**Task goal:** Search the material and gather each line with "porque" in it.

(A block of data)
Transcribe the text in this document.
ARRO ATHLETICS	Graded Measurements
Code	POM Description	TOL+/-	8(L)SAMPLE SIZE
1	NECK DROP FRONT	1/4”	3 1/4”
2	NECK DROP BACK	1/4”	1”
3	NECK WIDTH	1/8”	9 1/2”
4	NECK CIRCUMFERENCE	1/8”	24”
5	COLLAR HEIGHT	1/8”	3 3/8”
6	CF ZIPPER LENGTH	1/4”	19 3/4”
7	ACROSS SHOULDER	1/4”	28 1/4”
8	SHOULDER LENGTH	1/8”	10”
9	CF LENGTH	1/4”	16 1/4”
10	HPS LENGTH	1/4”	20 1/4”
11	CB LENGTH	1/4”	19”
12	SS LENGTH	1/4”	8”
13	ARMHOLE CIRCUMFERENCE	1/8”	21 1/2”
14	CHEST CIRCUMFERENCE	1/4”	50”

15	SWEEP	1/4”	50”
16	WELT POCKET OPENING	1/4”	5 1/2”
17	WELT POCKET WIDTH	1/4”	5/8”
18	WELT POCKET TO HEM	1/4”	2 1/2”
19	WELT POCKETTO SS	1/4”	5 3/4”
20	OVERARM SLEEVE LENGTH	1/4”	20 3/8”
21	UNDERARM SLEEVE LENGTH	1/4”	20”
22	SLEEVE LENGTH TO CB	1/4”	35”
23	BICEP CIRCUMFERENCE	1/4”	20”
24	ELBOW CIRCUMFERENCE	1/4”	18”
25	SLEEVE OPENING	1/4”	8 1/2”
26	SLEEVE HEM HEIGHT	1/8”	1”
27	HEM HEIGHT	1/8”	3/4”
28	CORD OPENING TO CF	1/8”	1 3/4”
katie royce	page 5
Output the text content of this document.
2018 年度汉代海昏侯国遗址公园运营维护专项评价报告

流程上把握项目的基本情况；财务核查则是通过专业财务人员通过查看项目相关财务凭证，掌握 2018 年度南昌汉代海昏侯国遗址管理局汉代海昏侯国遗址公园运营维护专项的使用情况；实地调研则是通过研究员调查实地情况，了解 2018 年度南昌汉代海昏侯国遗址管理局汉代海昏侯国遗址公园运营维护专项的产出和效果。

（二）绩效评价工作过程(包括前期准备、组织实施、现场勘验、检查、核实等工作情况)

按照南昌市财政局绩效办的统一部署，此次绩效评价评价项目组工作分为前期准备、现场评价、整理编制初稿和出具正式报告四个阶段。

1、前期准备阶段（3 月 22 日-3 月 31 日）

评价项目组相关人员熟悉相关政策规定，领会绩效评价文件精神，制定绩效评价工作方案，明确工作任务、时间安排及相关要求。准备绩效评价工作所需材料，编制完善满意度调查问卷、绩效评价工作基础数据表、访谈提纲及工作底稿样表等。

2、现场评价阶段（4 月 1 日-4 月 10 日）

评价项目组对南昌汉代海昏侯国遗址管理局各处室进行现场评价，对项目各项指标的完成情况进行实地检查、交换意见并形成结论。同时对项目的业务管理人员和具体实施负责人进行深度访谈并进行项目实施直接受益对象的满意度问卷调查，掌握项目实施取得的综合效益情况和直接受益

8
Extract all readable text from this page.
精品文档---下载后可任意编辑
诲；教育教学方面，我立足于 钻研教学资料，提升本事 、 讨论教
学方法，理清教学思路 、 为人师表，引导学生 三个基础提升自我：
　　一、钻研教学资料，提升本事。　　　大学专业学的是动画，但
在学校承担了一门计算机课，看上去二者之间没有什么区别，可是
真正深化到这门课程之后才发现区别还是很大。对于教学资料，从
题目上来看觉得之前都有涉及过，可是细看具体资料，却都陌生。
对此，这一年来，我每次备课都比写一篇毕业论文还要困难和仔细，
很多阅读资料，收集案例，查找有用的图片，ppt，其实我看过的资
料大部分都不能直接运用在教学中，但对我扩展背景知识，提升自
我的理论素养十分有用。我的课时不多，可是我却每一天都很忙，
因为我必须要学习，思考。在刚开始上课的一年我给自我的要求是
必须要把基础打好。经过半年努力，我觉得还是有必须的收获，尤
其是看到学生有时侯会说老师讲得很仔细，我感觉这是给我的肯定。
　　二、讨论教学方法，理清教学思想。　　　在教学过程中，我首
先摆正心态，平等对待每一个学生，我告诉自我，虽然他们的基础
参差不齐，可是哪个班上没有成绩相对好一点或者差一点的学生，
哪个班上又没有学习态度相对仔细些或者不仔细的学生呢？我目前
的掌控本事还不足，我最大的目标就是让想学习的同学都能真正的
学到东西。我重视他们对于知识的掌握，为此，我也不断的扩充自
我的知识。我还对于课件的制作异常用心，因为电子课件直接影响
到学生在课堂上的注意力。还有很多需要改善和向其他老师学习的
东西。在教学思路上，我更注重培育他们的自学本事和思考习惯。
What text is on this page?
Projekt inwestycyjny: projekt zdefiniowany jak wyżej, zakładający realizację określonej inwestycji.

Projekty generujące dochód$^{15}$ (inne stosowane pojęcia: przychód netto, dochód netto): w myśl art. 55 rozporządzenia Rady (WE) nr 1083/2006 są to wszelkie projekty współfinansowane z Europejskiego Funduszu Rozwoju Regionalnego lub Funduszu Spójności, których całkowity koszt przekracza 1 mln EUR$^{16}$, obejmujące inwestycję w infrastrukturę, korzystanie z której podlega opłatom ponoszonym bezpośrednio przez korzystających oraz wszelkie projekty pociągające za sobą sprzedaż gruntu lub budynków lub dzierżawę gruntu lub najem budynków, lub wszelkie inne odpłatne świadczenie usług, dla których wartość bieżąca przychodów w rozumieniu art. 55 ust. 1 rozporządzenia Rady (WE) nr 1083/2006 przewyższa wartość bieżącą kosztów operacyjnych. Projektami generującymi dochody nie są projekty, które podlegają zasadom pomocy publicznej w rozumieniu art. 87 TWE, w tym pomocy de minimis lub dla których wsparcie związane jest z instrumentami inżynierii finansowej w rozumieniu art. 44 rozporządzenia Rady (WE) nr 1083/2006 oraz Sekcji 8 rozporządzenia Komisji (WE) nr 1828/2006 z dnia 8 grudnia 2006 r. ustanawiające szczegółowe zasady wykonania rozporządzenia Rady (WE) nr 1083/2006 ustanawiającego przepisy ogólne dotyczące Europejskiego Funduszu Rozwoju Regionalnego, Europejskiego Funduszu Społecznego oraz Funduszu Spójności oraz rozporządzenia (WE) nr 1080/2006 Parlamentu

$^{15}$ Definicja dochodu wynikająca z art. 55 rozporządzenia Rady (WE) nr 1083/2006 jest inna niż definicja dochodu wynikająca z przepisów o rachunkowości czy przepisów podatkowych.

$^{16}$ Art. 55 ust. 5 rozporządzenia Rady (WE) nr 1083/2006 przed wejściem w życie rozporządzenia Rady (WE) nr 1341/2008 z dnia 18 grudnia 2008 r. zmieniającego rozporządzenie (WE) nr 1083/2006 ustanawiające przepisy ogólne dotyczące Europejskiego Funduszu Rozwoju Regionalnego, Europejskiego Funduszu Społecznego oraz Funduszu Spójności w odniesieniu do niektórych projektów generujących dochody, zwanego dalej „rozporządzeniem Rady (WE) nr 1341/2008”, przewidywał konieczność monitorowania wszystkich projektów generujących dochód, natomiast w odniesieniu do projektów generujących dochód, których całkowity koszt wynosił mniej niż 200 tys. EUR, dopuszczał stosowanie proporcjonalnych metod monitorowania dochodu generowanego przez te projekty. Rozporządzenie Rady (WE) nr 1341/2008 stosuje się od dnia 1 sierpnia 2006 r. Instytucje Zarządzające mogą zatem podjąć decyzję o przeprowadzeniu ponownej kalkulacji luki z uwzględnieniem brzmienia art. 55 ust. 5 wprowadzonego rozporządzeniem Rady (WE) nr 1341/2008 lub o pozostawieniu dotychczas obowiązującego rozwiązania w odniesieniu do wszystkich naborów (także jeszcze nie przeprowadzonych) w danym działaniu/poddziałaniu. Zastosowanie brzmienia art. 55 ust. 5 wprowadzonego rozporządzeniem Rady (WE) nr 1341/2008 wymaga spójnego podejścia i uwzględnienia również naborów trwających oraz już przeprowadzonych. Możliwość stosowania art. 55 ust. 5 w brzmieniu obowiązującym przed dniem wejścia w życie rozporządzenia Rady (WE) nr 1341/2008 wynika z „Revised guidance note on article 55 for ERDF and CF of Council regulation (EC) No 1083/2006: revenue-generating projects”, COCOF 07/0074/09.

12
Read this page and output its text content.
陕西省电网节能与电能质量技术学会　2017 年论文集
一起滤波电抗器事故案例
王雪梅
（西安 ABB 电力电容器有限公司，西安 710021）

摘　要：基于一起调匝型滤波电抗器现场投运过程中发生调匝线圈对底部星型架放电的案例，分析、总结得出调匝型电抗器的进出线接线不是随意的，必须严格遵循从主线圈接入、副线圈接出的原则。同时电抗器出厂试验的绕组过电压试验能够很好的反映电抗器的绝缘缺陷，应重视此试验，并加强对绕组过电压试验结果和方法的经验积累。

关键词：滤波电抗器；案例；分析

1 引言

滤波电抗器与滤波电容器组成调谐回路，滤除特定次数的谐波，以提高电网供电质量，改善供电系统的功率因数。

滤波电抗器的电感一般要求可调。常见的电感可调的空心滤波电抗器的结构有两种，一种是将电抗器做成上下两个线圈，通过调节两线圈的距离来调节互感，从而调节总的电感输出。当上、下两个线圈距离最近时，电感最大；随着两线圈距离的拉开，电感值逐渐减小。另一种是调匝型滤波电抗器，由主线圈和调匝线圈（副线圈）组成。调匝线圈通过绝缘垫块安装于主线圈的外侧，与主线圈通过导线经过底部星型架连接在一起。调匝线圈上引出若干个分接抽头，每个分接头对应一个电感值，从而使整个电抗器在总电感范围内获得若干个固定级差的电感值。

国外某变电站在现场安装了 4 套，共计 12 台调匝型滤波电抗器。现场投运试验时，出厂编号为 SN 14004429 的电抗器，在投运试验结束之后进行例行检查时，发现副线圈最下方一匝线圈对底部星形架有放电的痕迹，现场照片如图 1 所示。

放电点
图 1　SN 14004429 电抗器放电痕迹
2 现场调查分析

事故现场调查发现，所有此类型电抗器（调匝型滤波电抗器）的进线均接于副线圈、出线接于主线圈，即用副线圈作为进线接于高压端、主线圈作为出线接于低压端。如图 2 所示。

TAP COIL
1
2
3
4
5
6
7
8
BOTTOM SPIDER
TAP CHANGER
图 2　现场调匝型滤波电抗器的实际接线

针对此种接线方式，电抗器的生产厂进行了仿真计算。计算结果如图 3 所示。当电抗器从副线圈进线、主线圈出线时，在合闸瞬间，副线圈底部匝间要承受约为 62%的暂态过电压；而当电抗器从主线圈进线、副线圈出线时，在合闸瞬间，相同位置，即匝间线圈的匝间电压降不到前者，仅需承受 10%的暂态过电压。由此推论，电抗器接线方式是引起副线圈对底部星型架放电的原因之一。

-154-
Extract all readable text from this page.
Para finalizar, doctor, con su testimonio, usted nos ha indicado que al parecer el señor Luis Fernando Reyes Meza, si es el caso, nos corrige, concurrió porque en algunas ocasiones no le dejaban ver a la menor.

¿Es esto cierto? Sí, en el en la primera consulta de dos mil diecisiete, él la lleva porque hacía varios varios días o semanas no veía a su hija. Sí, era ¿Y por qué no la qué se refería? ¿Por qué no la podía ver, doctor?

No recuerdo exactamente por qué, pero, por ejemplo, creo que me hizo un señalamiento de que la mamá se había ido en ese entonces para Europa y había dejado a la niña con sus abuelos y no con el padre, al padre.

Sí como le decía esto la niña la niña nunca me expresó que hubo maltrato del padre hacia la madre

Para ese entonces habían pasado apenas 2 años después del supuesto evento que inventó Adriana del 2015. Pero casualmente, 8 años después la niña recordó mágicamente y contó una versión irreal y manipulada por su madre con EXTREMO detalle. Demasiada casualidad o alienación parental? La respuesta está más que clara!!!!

**Response below:**
Para finalizar, doctor, con su testimonio, usted nos ha indicado que al parecer el señor Luis Fernando Reyes Meza, si es el caso, nos corrige, concurrió porque en algunas ocasiones no le dejaban ver a la menor.
¿Es esto cierto? Sí, en el en la primera consulta de dos mil diecisiete, él la lleva porque hacía varios varios días o semanas no veía a su hija. Sí, era ¿Y por qué no la qué se refería? ¿Por qué no la podía ver, doctor?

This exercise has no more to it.